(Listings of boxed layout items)
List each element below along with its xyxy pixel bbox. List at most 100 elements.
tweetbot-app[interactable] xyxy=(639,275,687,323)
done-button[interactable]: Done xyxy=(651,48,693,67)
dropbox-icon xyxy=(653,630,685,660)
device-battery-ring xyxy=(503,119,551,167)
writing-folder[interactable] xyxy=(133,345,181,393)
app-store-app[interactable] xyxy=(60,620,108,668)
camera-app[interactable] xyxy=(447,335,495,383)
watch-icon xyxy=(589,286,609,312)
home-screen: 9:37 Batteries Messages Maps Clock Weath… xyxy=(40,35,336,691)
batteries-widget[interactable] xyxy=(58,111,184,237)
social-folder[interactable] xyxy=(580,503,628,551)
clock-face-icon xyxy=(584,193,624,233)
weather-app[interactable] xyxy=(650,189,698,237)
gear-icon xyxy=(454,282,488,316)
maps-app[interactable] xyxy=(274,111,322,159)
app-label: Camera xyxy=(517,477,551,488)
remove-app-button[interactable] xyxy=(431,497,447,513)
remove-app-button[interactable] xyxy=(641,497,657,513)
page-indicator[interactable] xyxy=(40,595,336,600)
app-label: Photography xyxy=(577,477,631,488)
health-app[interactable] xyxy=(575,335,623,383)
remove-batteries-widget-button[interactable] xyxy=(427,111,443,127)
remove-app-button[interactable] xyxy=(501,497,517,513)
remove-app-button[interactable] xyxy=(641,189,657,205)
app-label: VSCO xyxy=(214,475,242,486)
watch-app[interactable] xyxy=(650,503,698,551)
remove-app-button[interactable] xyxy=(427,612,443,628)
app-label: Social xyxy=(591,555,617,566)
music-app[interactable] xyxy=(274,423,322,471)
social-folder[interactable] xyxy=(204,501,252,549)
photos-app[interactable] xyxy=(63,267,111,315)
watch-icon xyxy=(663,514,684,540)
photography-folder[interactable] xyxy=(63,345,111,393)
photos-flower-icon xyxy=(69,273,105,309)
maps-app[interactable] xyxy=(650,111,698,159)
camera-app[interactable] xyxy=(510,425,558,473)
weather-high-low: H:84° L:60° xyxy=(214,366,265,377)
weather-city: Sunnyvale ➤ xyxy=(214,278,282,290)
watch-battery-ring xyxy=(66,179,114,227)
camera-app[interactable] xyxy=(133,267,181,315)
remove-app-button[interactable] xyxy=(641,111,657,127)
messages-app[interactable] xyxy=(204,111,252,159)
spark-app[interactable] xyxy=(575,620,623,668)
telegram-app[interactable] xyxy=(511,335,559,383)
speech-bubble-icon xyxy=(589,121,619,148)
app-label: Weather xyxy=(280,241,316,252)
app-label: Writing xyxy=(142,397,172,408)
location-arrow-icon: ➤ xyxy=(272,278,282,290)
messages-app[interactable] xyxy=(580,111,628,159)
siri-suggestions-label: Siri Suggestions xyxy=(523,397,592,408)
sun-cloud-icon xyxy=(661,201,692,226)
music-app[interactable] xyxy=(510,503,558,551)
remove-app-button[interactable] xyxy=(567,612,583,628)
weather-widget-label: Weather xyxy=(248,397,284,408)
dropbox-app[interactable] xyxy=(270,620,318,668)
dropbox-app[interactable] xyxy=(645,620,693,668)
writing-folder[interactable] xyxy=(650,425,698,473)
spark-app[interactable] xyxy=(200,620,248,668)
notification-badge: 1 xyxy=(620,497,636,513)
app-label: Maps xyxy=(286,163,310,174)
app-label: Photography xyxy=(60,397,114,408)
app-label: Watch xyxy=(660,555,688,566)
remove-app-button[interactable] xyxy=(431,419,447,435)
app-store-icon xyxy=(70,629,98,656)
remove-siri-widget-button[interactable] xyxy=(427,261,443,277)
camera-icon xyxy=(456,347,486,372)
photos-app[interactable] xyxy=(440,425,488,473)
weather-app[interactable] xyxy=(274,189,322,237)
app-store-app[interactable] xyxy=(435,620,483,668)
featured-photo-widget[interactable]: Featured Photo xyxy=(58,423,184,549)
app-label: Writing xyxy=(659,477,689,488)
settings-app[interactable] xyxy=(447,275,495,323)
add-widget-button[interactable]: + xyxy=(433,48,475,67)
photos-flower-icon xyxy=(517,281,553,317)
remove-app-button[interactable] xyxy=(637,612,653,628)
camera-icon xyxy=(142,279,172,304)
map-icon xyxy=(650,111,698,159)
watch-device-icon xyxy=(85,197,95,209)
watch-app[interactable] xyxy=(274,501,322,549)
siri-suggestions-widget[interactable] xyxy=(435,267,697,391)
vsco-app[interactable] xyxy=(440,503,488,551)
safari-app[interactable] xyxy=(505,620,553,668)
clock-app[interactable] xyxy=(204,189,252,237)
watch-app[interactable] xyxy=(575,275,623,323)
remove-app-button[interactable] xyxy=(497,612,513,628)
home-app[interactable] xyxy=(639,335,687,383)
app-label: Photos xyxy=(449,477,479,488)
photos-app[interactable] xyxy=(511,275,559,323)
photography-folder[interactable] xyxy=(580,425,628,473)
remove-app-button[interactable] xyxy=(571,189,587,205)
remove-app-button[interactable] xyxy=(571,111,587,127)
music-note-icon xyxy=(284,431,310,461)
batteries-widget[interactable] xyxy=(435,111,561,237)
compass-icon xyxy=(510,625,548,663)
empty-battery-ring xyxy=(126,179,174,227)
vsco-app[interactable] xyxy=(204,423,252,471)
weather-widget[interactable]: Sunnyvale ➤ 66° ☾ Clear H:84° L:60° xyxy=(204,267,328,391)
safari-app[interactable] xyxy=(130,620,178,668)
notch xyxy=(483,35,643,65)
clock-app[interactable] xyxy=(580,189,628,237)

TO DO: Copy the records from the start through the line with "remove-app-button[interactable] xyxy=(501,497,517,513)", renaming "gear-icon" to "settings-icon" and leaving everything else as it is.

EXERCISE ANSWER:
List each element below along with its xyxy pixel bbox. List at most 100 elements.
tweetbot-app[interactable] xyxy=(639,275,687,323)
done-button[interactable]: Done xyxy=(651,48,693,67)
dropbox-icon xyxy=(653,630,685,660)
device-battery-ring xyxy=(503,119,551,167)
writing-folder[interactable] xyxy=(133,345,181,393)
app-store-app[interactable] xyxy=(60,620,108,668)
camera-app[interactable] xyxy=(447,335,495,383)
watch-icon xyxy=(589,286,609,312)
home-screen: 9:37 Batteries Messages Maps Clock Weath… xyxy=(40,35,336,691)
batteries-widget[interactable] xyxy=(58,111,184,237)
social-folder[interactable] xyxy=(580,503,628,551)
clock-face-icon xyxy=(584,193,624,233)
weather-app[interactable] xyxy=(650,189,698,237)
settings-icon xyxy=(454,282,488,316)
maps-app[interactable] xyxy=(274,111,322,159)
app-label: Camera xyxy=(517,477,551,488)
remove-app-button[interactable] xyxy=(431,497,447,513)
remove-app-button[interactable] xyxy=(641,497,657,513)
page-indicator[interactable] xyxy=(40,595,336,600)
app-label: Photography xyxy=(577,477,631,488)
health-app[interactable] xyxy=(575,335,623,383)
remove-batteries-widget-button[interactable] xyxy=(427,111,443,127)
remove-app-button[interactable] xyxy=(501,497,517,513)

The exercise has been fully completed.